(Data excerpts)
------------------------------------------------

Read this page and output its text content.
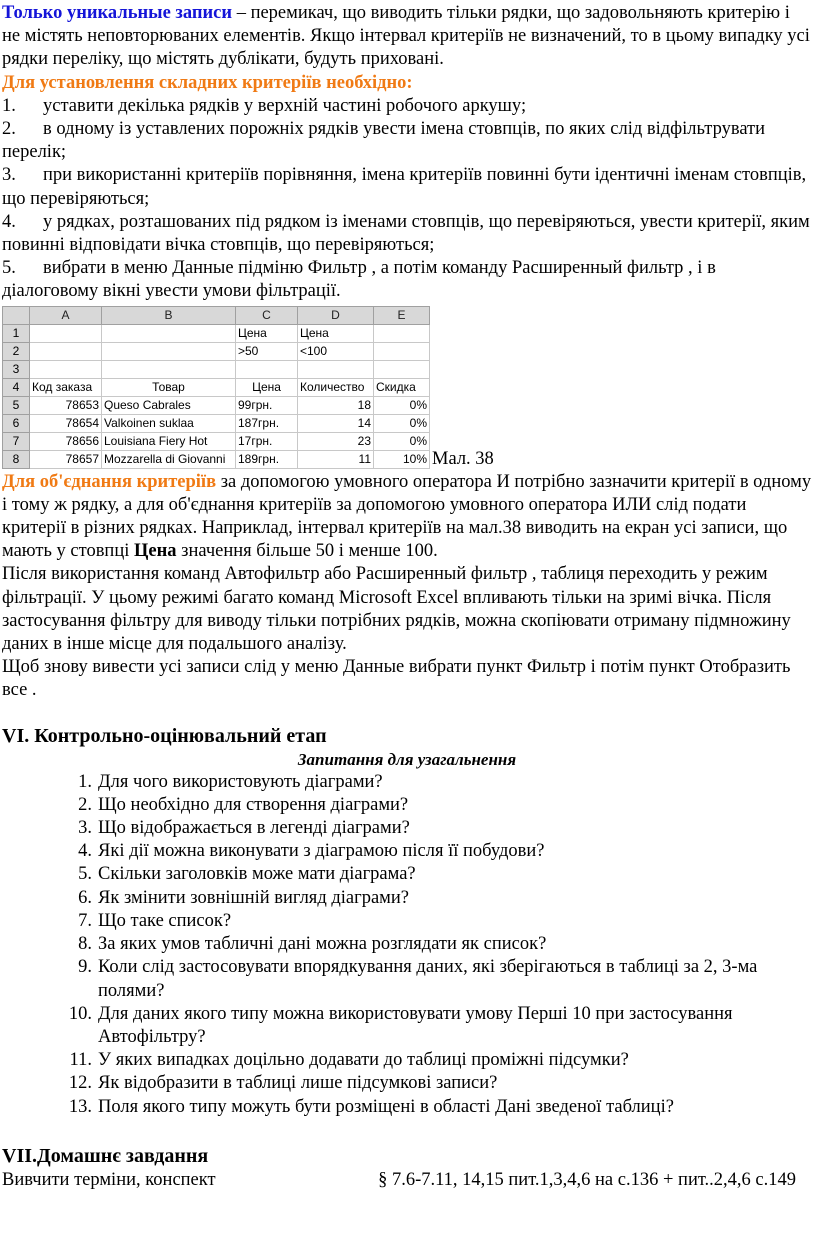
Только уникальные записи – перемикач, що виводить тільки рядки, що задовольняють критерію і не містять неповторюваних елементів. Якщо інтервал критеріїв не визначений, то в цьому випадку усі рядки переліку, що містять дублікати, будуть приховані.

Для установлення складних критеріїв необхідно:

1. уставити декілька рядків у верхній частині робочого аркушу;

2. в одному із уставлених порожніх рядків увести імена стовпців, по яких слід відфільтрувати перелік;

3. при використанні критеріїв порівняння, імена критеріїв повинні бути ідентичні іменам стовпців, що перевіряються;

4. у рядках, розташованих під рядком із іменами стовпців, що перевіряються, увести критерії, яким повинні відповідати вічка стовпців, що перевіряються;

5. вибрати в меню Данные підміню Фильтр , а потім команду Расширенный фильтр , і в діалоговому вікні увести умови фільтрації.

	A	B	C	D	E
1			Цена	Цена	
2			>50	<100	
3					
4	Код заказа	Товар	Цена	Количество	Скидка
5	78653	Queso Cabrales	99грн.	18	0%
6	78654	Valkoinen suklaa	187грн.	14	0%
7	78656	Louisiana Fiery Hot	17грн.	23	0%
8	78657	Mozzarella di Giovanni	189грн.	11	10% Мал. 38

Для об'єднання критеріїв за допомогою умовного оператора И потрібно зазначити критерії в одному і тому ж рядку, а для об'єднання критеріїв за допомогою умовного оператора ИЛИ слід подати критерії в різних рядках. Наприклад, інтервал критеріїв на мал.38 виводить на екран усі записи, що мають у стовпці Цена значення більше 50 і менше 100.

Після використання команд Автофильтр або Расширенный фильтр , таблиця переходить у режим фільтрації. У цьому режимі багато команд Microsoft Excel впливають тільки на зримі вічка. Після застосування фільтру для виводу тільки потрібних рядків, можна скопіювати отриману підмножину даних в інше місце для подальшого аналізу.

Щоб знову вивести усі записи слід у меню Данные вибрати пункт Фильтр і потім пункт Отобразить все .

VI. Контрольно-оцінювальний етап
Запитання для узагальнення
1. Для чого використовують діаграми?
2. Що необхідно для створення діаграми?
3. Що відображається в легенді діаграми?
4. Які дії можна виконувати з діаграмою після її побудови?
5. Скільки заголовків може мати діаграма?
6. Як змінити зовнішній вигляд діаграми?
7. Що таке список?
8. За яких умов табличні дані можна розглядати як список?
9. Коли слід застосовувати впорядкування даних, які зберігаються в таблиці за 2, 3-ма полями?
10. Для даних якого типу можна використовувати умову Перші 10 при застосування Автофільтру?
11. У яких випадках доцільно додавати до таблиці проміжні підсумки?
12. Як відобразити в таблиці лише підсумкові записи?
13. Поля якого типу можуть бути розміщені в області Дані зведеної таблиці?
VII.Домашнє завдання
Вивчити терміни, конспект	§ 7.6-7.11, 14,15 пит.1,3,4,6 на с.136 + пит..2,4,6 с.149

------------------------------------------------

■ Exercise requirements
List every line in the records above that contains the word "увести".

■ Expected answer
2. в одному із уставлених порожніх рядків увести імена стовпців, по яких слід відфільтрувати перелік;
4. у рядках, розташованих під рядком із іменами стовпців, що перевіряються, увести критерії, яким повинні відповідати вічка стовпців, що перевіряються;
5. вибрати в меню Данные підміню Фильтр , а потім команду Расширенный фильтр , і в діалоговому вікні увести умови фільтрації.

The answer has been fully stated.